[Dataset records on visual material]

————

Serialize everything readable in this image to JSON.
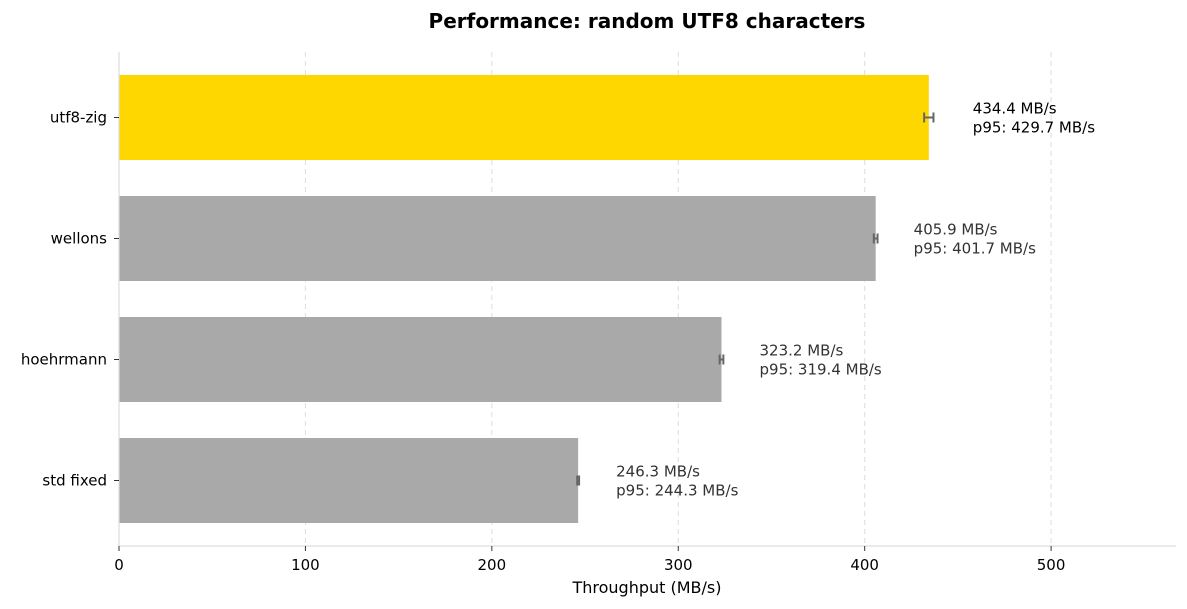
{
  "chart_data": {
    "type": "bar",
    "orientation": "horizontal",
    "title": "Performance: random UTF8 characters",
    "xlabel": "Throughput (MB/s)",
    "ylabel": "",
    "xlim": [
      0,
      567
    ],
    "xticks": [
      0,
      100,
      200,
      300,
      400,
      500
    ],
    "grid": "vertical-dashed",
    "categories": [
      "utf8-zig",
      "wellons",
      "hoehrmann",
      "std fixed"
    ],
    "series": [
      {
        "values": [
          434.4,
          405.9,
          323.2,
          246.3
        ],
        "p95": [
          429.7,
          401.7,
          319.4,
          244.3
        ],
        "error": [
          2.5,
          1.0,
          1.0,
          0.5
        ]
      }
    ],
    "value_labels": [
      "434.4 MB/s",
      "405.9 MB/s",
      "323.2 MB/s",
      "246.3 MB/s"
    ],
    "p95_labels": [
      "p95: 429.7 MB/s",
      "p95: 401.7 MB/s",
      "p95: 319.4 MB/s",
      "p95: 244.3 MB/s"
    ],
    "colors": {
      "highlight": "#FFD700",
      "default": "#A9A9A9",
      "errorbar": "#666666",
      "grid": "#DDDDDD",
      "spine": "#DDDDDD",
      "highlight_text": "#000000",
      "default_text": "#333333"
    },
    "highlight_index": 0
  }
}
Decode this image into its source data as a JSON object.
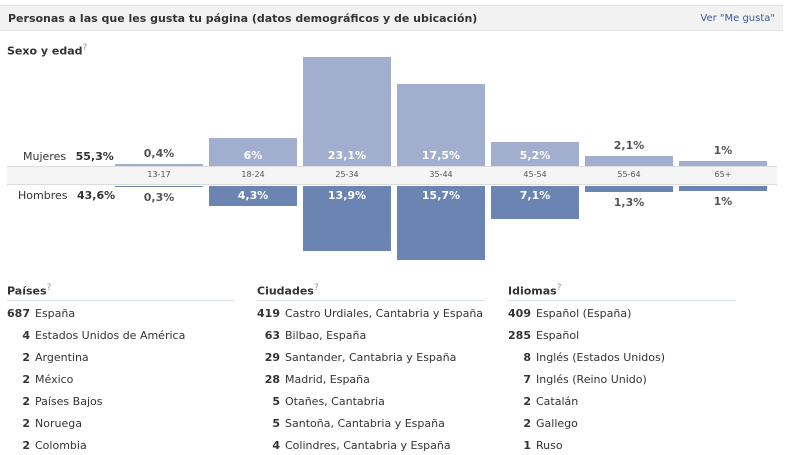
{
  "header": {
    "title": "Personas a las que les gusta tu página (datos demográficos y de ubicación)",
    "link": "Ver \"Me gusta\""
  },
  "demographics": {
    "title": "Sexo y edad",
    "help_mark": "?",
    "women_label": "Mujeres",
    "women_total": "55,3%",
    "men_label": "Hombres",
    "men_total": "43,6%"
  },
  "chart_data": {
    "type": "bar",
    "categories": [
      "13-17",
      "18-24",
      "25-34",
      "35-44",
      "45-54",
      "55-64",
      "65+"
    ],
    "series": [
      {
        "name": "Mujeres",
        "values": [
          0.4,
          6,
          23.1,
          17.5,
          5.2,
          2.1,
          1
        ],
        "labels": [
          "0,4%",
          "6%",
          "23,1%",
          "17,5%",
          "5,2%",
          "2,1%",
          "1%"
        ]
      },
      {
        "name": "Hombres",
        "values": [
          0.3,
          4.3,
          13.9,
          15.7,
          7.1,
          1.3,
          1
        ],
        "labels": [
          "0,3%",
          "4,3%",
          "13,9%",
          "15,7%",
          "7,1%",
          "1,3%",
          "1%"
        ]
      }
    ],
    "colors": {
      "women": "#a1aecd",
      "men": "#6c84b2"
    }
  },
  "countries": {
    "title": "Países",
    "help_mark": "?",
    "items": [
      {
        "count": "687",
        "label": "España"
      },
      {
        "count": "4",
        "label": "Estados Unidos de América"
      },
      {
        "count": "2",
        "label": "Argentina"
      },
      {
        "count": "2",
        "label": "México"
      },
      {
        "count": "2",
        "label": "Países Bajos"
      },
      {
        "count": "2",
        "label": "Noruega"
      },
      {
        "count": "2",
        "label": "Colombia"
      }
    ]
  },
  "cities": {
    "title": "Ciudades",
    "help_mark": "?",
    "items": [
      {
        "count": "419",
        "label": "Castro Urdiales, Cantabria y España"
      },
      {
        "count": "63",
        "label": "Bilbao, España"
      },
      {
        "count": "29",
        "label": "Santander, Cantabria y España"
      },
      {
        "count": "28",
        "label": "Madrid, España"
      },
      {
        "count": "5",
        "label": "Otañes, Cantabria"
      },
      {
        "count": "5",
        "label": "Santoña, Cantabria y España"
      },
      {
        "count": "4",
        "label": "Colindres, Cantabria y España"
      }
    ]
  },
  "languages": {
    "title": "Idiomas",
    "help_mark": "?",
    "items": [
      {
        "count": "409",
        "label": "Español (España)"
      },
      {
        "count": "285",
        "label": "Español"
      },
      {
        "count": "8",
        "label": "Inglés (Estados Unidos)"
      },
      {
        "count": "7",
        "label": "Inglés (Reino Unido)"
      },
      {
        "count": "2",
        "label": "Catalán"
      },
      {
        "count": "2",
        "label": "Gallego"
      },
      {
        "count": "1",
        "label": "Ruso"
      }
    ]
  }
}
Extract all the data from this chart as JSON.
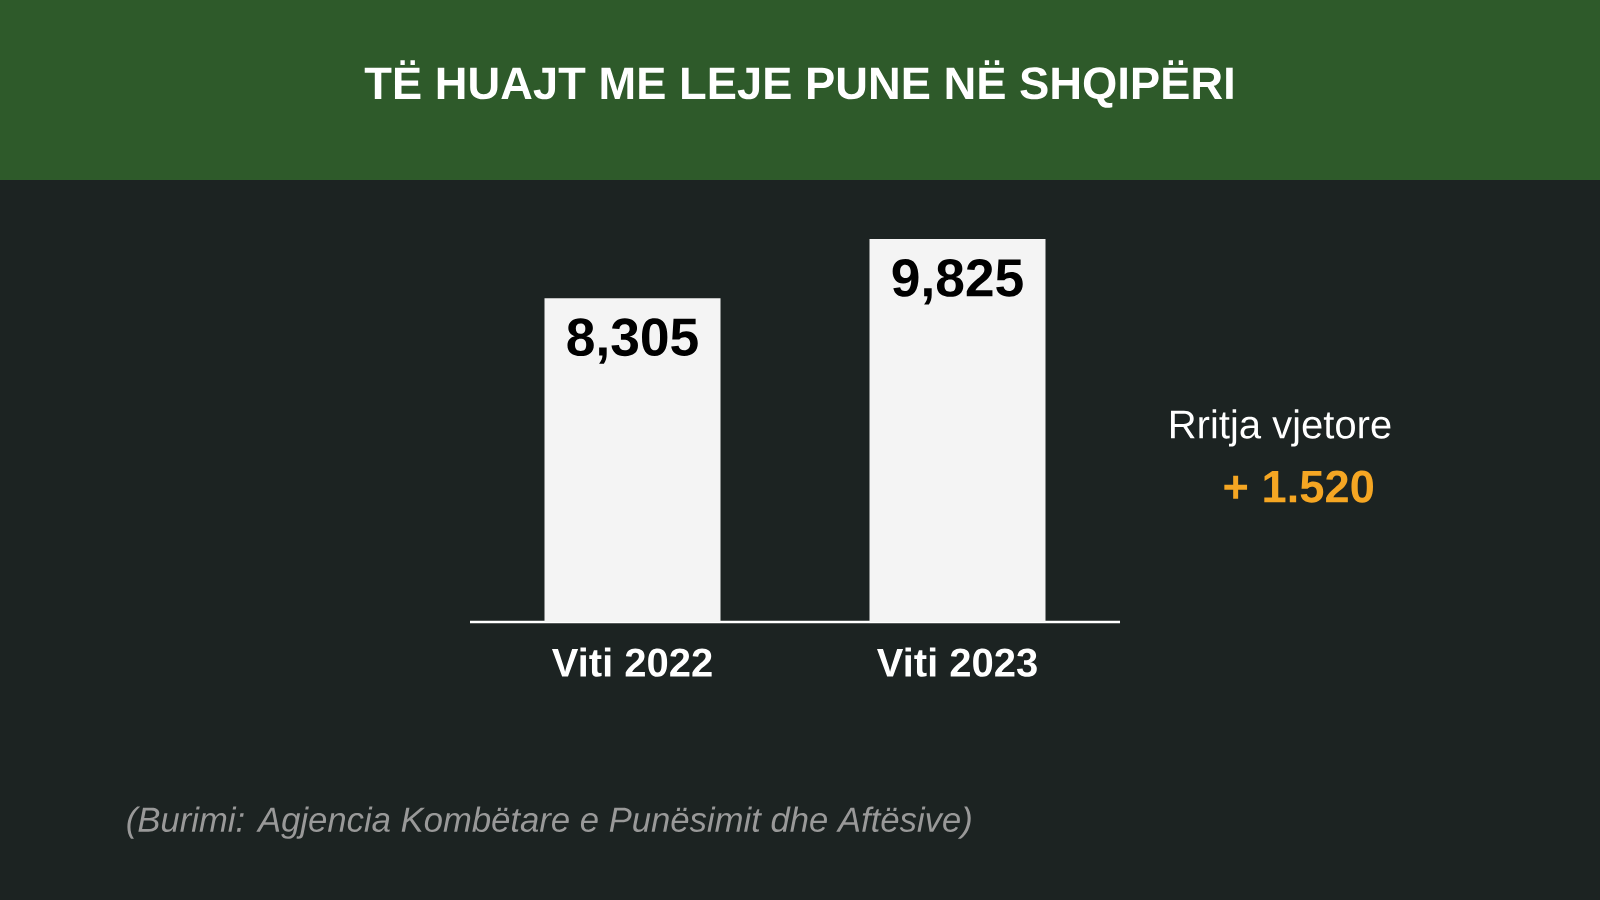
{
  "chart_data": {
    "type": "bar",
    "title": "TË HUAJT ME LEJE PUNE NË SHQIPËRI",
    "categories": [
      "Viti 2022",
      "Viti 2023"
    ],
    "values": [
      8305,
      9825
    ],
    "value_labels": [
      "8,305",
      "9,825"
    ],
    "color": "#f4f4f4",
    "annotations": [
      "Rritja vjetore",
      "+ 1.520",
      "(Burimi: Agjencia Kombëtare e Punësimit dhe Aftësive)"
    ]
  }
}
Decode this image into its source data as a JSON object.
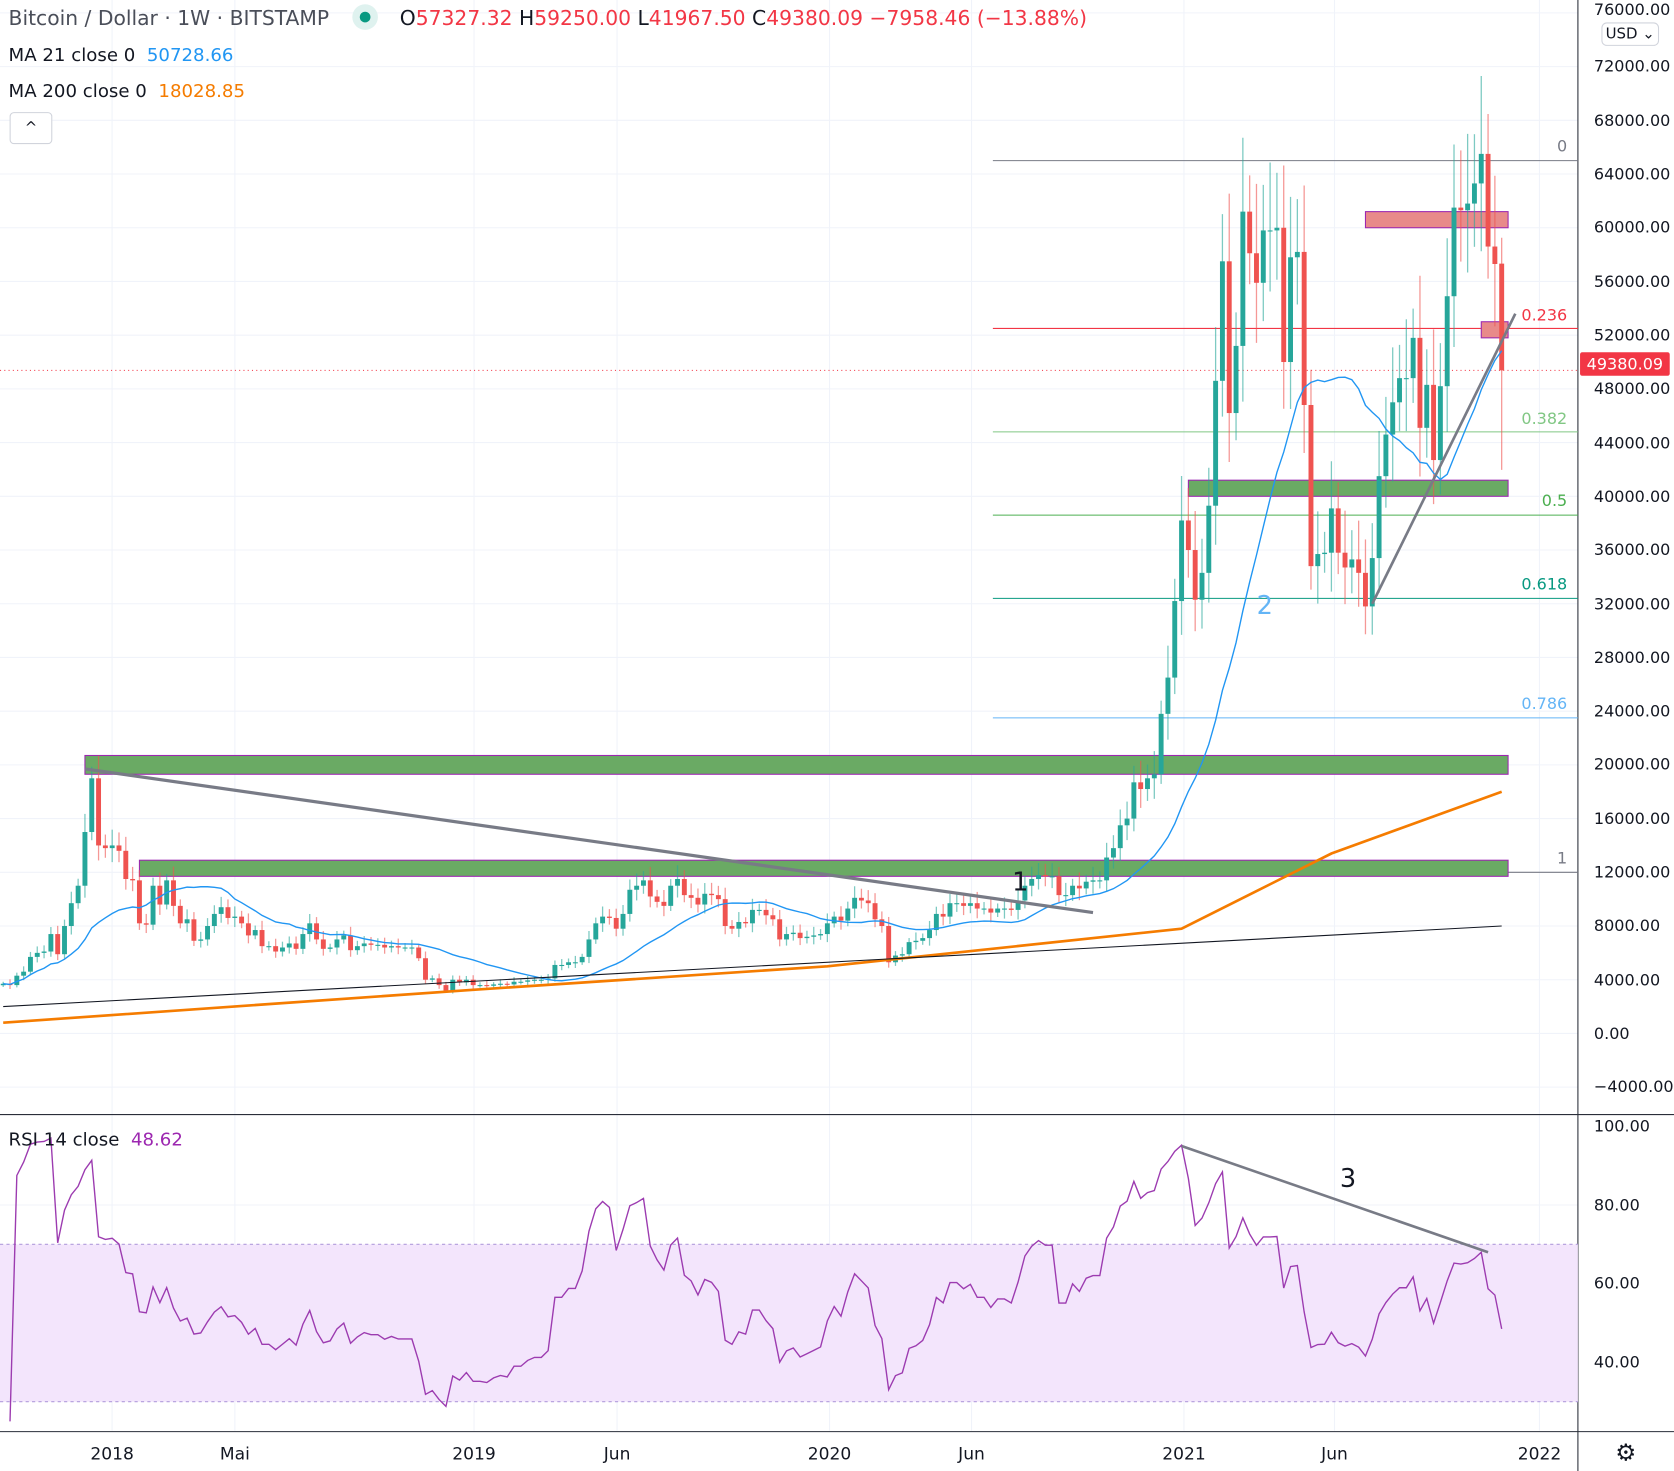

————

* _Task directions_: Write out every line of the preceding listing that contains "this".

* _Final result_:
Serialize everything readable in this image to JSON.
Decode this image into its source data as a JSON object.
Extract all the data from this chart as JSON.
Decode this image into its source data as a JSON object.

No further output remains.